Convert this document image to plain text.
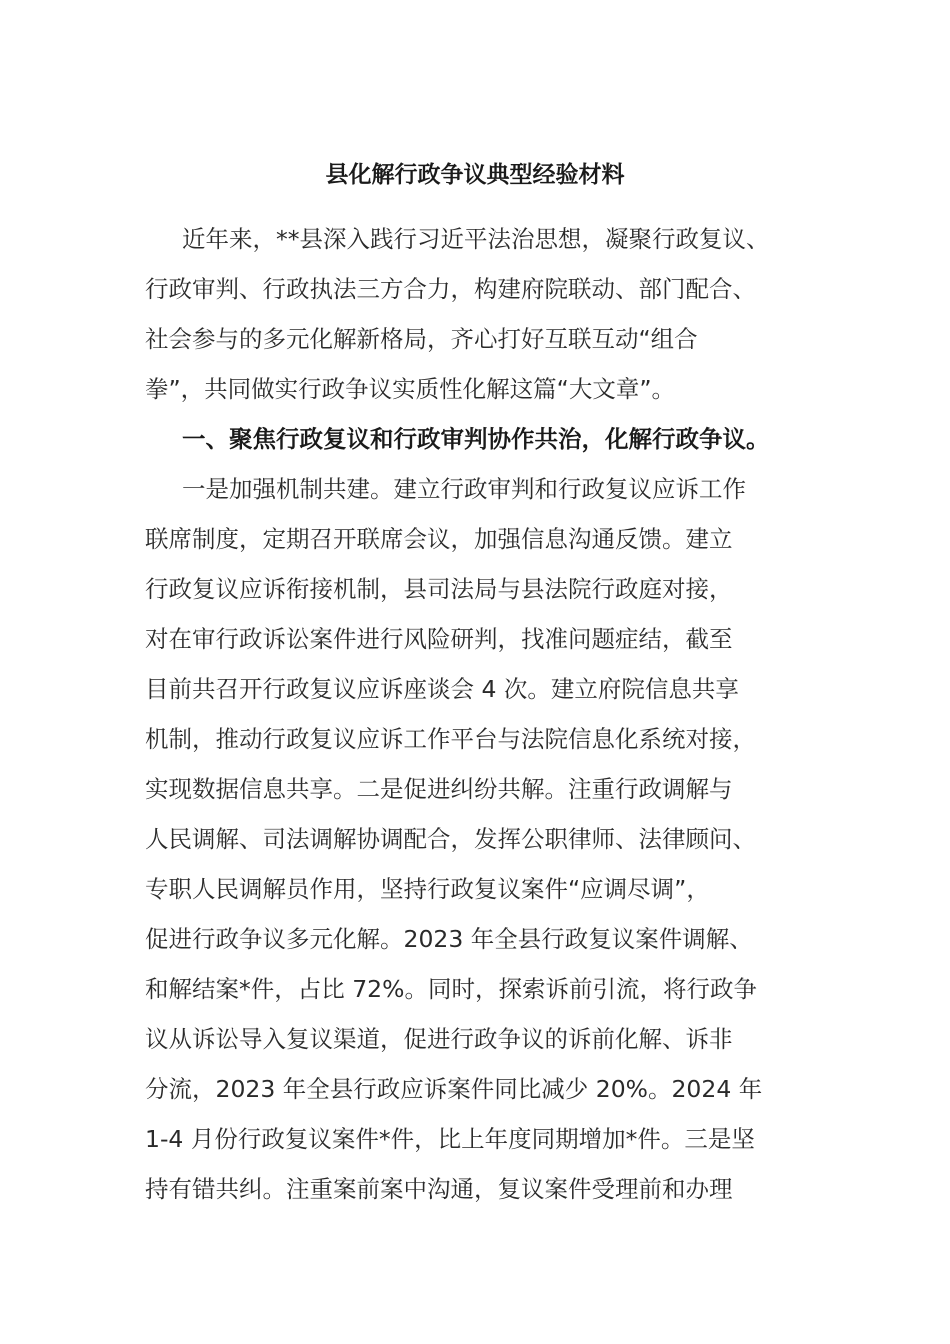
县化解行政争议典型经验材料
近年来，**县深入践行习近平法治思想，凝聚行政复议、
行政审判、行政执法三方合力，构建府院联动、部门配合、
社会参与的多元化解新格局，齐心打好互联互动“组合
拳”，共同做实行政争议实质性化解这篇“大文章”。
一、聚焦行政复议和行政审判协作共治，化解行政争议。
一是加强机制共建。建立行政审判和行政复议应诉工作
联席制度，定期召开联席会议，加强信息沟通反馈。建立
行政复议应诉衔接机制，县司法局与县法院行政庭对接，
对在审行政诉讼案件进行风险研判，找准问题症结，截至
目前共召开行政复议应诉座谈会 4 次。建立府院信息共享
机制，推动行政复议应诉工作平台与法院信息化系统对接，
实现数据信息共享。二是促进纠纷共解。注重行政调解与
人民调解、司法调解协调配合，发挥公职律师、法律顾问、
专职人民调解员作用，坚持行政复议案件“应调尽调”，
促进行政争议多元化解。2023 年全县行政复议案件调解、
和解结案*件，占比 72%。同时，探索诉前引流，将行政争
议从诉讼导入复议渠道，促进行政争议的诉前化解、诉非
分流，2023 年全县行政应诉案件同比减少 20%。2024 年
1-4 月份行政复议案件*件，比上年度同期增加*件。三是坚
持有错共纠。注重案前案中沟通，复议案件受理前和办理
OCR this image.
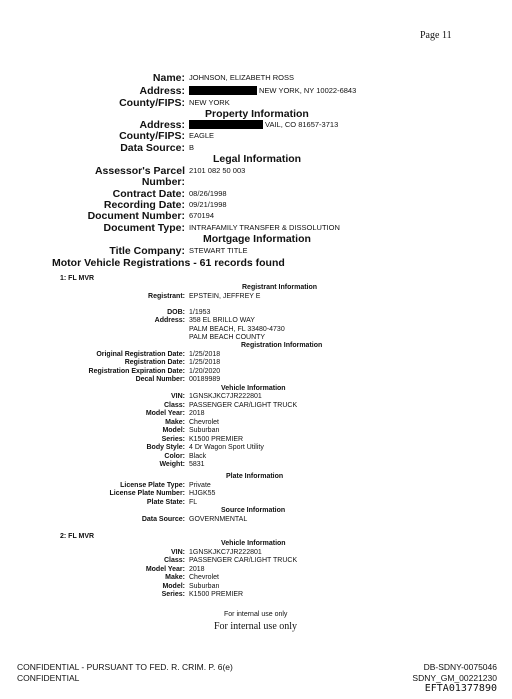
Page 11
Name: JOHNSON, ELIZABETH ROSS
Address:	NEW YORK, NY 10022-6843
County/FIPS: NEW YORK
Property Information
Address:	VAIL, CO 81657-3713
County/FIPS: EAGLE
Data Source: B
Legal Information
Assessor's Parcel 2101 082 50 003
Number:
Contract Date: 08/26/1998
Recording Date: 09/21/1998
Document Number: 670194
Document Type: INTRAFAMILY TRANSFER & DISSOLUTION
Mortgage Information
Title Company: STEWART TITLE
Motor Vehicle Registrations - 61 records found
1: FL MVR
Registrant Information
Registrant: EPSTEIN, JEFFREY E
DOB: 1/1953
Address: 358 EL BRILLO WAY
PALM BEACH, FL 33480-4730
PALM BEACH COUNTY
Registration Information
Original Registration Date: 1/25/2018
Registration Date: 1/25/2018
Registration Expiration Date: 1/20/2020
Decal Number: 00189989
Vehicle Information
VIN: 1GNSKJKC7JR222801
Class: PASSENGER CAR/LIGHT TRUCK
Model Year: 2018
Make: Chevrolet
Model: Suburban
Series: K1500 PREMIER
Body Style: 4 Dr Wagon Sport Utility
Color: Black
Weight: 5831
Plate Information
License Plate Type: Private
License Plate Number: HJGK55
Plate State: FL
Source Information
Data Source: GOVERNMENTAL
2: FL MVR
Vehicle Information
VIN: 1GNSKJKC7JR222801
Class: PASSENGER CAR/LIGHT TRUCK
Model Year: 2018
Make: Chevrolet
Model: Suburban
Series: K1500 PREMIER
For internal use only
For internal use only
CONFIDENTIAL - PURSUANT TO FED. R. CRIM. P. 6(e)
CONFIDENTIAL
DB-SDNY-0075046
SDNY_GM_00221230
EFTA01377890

**GOAL OF THE EXERCISE**
What you return should match the records above word for word, minus the pictures.

**FINAL RESULT**
Convert this document image to plain text.
县化解行政争议典型经验材料
近年来，**县深入践行习近平法治思想，凝聚行政复议、
行政审判、行政执法三方合力，构建府院联动、部门配合、
社会参与的多元化解新格局，齐心打好互联互动“组合
拳”，共同做实行政争议实质性化解这篇“大文章”。
一、聚焦行政复议和行政审判协作共治，化解行政争议。
一是加强机制共建。建立行政审判和行政复议应诉工作
联席制度，定期召开联席会议，加强信息沟通反馈。建立
行政复议应诉衔接机制，县司法局与县法院行政庭对接，
对在审行政诉讼案件进行风险研判，找准问题症结，截至
目前共召开行政复议应诉座谈会 4 次。建立府院信息共享
机制，推动行政复议应诉工作平台与法院信息化系统对接，
实现数据信息共享。二是促进纠纷共解。注重行政调解与
人民调解、司法调解协调配合，发挥公职律师、法律顾问、
专职人民调解员作用，坚持行政复议案件“应调尽调”，
促进行政争议多元化解。2023 年全县行政复议案件调解、
和解结案*件，占比 72%。同时，探索诉前引流，将行政争
议从诉讼导入复议渠道，促进行政争议的诉前化解、诉非
分流，2023 年全县行政应诉案件同比减少 20%。2024 年
1-4 月份行政复议案件*件，比上年度同期增加*件。三是坚
持有错共纠。注重案前案中沟通，复议案件受理前和办理
OCR this image.
Page 11
Name: JOHNSON, ELIZABETH ROSS
Address:	NEW YORK, NY 10022-6843
County/FIPS: NEW YORK
Property Information
Address:	VAIL, CO 81657-3713
County/FIPS: EAGLE
Data Source: B
Legal Information
Assessor's Parcel 2101 082 50 003
Number:
Contract Date: 08/26/1998
Recording Date: 09/21/1998
Document Number: 670194
Document Type: INTRAFAMILY TRANSFER & DISSOLUTION
Mortgage Information
Title Company: STEWART TITLE
Motor Vehicle Registrations - 61 records found
1: FL MVR
Registrant Information
Registrant: EPSTEIN, JEFFREY E
DOB: 1/1953
Address: 358 EL BRILLO WAY
PALM BEACH, FL 33480-4730
PALM BEACH COUNTY
Registration Information
Original Registration Date: 1/25/2018
Registration Date: 1/25/2018
Registration Expiration Date: 1/20/2020
Decal Number: 00189989
Vehicle Information
VIN: 1GNSKJKC7JR222801
Class: PASSENGER CAR/LIGHT TRUCK
Model Year: 2018
Make: Chevrolet
Model: Suburban
Series: K1500 PREMIER
Body Style: 4 Dr Wagon Sport Utility
Color: Black
Weight: 5831
Plate Information
License Plate Type: Private
License Plate Number: HJGK55
Plate State: FL
Source Information
Data Source: GOVERNMENTAL
2: FL MVR
Vehicle Information
VIN: 1GNSKJKC7JR222801
Class: PASSENGER CAR/LIGHT TRUCK
Model Year: 2018
Make: Chevrolet
Model: Suburban
Series: K1500 PREMIER
For internal use only
For internal use only
CONFIDENTIAL - PURSUANT TO FED. R. CRIM. P. 6(e)
CONFIDENTIAL
DB-SDNY-0075046
SDNY_GM_00221230
EFTA01377890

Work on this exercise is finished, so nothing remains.